▶ EXERCICES À TRAITER:
**a)** Répondez à ces questions sur le passage consacré à l'Open Innovation :
(i) En quelle année Henry CHESBROUGH a-t-il introduit le concept « d'Open Innovation » ?
(ii) D'après l'étude DavidavecGoliath, quel pourcentage des collaborations a donné lieu à une poursuite commerciale ?
(iii) Combien d'acteurs du domaine automobile la « Didi Auto Alliance » regroupe-t-elle ?
**b)** Transcrivez mot pour mot le passage consacré à l'Open Innovation, en commençant par « Un des premiers » et en poursuivant jusqu'à « sur leurs partenaires. ».
:: EXTRAIT PRÉSENTÉ ::
2003 est également l’année où le professeur d’Innovation américain Henry CHESBROUGH (Titulaire d’un PhD, Haas school of Berkeley) introduit le concept « d’Open Innovation ». Il évoque ainsi un nouveau mode d’innovation basé sur une relation de confiance entre plusieurs entreprises qui souhaitent atteindre de nouveaux marchés plus rapidement. Le concept trouve rapidement des adeptes et de nombreux grands groupes, notamment sur le secteur des mobilités, se lancent dans la création d’écosystèmes innovants avec des start-up(s).
Un concept devenu presque incontournable…
En 2018, selon l’étude DavidavecGoliath (spécialiste en Open Innovation), plus de 84% des « jeunes pousses » (start-up) annonçaient avoir des interactions avec de grandes entreprises (+5 points par rapport à 2017). Sur l’ensemble de ces collaborations, 49% d’entre elles ont donné lieu à une poursuite commerciale. Cette même année, le géant chinois VTC DiDi Chuxing a créé la « Didi Auto Alliance », regroupant plus de 30 acteurs du domaine automobile (dont Renault-Nissan-Mitsubishi, Volkswagen, etc.), en vue de développer des véhicules dédiés aux services de mobilité partagée.
Quel est donc l’intérêt des grandes entreprises à adopter une politique d’Open Innovation ?
Un des premiers assets du recours à l’Open Innovation est d’optimiser le ROI (retour sur investissement) d’un projet innovant en accélérant le Time to market d’une solution technologique. En effet, l’Open Innovation a pour objectifs de mettre fin aux processus internes lourds et chronophages d’innovation en bénéficiant de l’expertise des start-up(s). En s’engageant sur des projets agiles bénéficiant d’une meilleure rentabilité, les grands groupes ont également la possibilité de limiter leurs frais de R&D et de transférer une partie des risques liés à l’innovation sur leurs partenaires.
:::
:: DONNÉES FOURNIES ::
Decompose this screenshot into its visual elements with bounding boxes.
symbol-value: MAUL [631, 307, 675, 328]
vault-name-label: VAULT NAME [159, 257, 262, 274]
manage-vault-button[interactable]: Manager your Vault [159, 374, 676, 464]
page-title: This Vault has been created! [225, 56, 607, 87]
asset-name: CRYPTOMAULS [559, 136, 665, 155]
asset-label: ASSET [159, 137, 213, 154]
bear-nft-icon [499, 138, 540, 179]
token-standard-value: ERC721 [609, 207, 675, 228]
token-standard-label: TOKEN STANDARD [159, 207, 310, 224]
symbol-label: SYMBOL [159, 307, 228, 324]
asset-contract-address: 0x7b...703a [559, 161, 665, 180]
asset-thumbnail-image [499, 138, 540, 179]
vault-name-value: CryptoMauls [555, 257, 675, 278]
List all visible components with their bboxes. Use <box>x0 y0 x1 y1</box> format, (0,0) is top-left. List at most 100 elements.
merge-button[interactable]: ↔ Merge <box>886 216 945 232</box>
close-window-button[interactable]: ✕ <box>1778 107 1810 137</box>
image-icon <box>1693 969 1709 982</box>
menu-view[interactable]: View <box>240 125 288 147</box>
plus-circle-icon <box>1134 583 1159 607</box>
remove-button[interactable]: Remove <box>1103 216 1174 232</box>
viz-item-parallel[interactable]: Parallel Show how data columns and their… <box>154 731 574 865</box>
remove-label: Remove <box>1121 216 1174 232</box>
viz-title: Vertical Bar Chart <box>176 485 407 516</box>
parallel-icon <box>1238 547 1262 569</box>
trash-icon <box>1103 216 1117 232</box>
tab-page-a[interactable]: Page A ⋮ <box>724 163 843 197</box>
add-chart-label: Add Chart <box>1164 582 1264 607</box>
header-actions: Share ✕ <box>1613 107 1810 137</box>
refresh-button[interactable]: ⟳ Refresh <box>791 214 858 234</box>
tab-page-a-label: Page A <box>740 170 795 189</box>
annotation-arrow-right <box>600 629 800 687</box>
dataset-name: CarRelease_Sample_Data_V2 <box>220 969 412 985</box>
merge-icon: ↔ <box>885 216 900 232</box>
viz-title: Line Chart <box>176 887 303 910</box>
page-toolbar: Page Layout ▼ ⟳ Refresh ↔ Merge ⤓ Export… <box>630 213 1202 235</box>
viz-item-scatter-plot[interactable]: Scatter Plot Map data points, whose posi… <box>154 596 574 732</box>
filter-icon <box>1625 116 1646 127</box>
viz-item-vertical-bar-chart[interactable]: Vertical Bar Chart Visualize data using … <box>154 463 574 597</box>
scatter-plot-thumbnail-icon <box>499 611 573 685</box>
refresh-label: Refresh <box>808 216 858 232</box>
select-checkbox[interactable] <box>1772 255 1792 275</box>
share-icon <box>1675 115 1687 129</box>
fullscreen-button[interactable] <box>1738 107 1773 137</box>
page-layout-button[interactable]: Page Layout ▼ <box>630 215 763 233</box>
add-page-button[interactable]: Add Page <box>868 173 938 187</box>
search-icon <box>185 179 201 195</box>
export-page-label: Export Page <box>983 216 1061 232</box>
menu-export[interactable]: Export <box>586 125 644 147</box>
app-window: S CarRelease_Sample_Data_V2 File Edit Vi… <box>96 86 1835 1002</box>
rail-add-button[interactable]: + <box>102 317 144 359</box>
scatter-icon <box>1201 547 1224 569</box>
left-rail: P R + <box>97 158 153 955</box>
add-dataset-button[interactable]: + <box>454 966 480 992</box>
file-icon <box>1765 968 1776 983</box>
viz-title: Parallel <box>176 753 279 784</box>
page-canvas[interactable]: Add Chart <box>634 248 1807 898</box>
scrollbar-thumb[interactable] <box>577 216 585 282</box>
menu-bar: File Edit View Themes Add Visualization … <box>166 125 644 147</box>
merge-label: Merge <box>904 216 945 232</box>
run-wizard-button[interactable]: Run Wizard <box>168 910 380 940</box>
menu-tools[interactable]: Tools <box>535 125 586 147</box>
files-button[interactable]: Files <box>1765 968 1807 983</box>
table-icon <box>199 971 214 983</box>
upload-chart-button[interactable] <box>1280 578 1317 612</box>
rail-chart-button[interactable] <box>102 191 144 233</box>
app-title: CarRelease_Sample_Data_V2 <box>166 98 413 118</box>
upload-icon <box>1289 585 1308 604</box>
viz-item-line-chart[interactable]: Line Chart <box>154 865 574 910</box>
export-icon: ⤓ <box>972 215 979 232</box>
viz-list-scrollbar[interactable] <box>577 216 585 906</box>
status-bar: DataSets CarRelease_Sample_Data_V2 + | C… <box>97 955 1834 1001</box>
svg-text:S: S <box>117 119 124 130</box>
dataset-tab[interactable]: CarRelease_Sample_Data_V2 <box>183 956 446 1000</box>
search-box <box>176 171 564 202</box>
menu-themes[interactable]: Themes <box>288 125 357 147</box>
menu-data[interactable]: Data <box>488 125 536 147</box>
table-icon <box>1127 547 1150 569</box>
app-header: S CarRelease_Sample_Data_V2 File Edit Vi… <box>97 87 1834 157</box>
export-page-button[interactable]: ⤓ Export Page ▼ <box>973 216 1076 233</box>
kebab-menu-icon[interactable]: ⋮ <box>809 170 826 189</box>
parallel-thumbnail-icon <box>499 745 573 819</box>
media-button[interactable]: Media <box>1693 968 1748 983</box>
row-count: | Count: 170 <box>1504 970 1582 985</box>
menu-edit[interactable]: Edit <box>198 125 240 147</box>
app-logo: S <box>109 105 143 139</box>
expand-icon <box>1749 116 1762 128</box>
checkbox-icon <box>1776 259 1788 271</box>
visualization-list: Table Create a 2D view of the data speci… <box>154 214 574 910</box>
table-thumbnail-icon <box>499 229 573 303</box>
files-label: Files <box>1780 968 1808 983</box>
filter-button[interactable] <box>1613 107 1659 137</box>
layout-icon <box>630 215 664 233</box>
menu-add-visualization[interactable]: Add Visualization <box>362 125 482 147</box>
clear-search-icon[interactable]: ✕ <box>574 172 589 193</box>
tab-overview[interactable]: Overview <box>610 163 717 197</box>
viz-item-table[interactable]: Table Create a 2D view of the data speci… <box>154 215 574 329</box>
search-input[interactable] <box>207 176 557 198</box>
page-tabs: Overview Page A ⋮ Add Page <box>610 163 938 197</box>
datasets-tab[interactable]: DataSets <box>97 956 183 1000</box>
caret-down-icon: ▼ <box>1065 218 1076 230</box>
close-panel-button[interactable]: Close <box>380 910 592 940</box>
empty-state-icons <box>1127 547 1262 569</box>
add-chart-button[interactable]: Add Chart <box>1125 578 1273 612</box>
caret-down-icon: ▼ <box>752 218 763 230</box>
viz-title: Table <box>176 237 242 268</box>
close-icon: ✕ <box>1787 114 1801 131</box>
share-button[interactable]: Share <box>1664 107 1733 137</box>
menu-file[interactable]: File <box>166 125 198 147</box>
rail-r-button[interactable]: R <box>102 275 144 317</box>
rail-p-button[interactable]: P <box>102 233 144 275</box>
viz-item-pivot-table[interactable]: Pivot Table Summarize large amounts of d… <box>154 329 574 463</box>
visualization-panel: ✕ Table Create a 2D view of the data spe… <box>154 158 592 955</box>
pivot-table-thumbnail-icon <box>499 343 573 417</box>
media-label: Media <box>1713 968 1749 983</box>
:::
▶ LISTE DES RÉPONSES:
**a)**
(i) En 2003.
(ii) 49 %.
(iii) Plus de 30.

**b)**
Un des premiers assets du recours à l’Open Innovation est d’optimiser le ROI (retour sur investissement) d’un projet innovant en accélérant le Time to market d’une solution technologique. En effet, l’Open Innovation a pour objectifs de mettre fin aux processus internes lourds et chronophages d’innovation en bénéficiant de l’expertise des start-up(s). En s’engageant sur des projets agiles bénéficiant d’une meilleure rentabilité, les grands groupes ont également la possibilité de limiter leurs frais de R&D et de transférer une partie des risques liés à l’innovation sur leurs partenaires.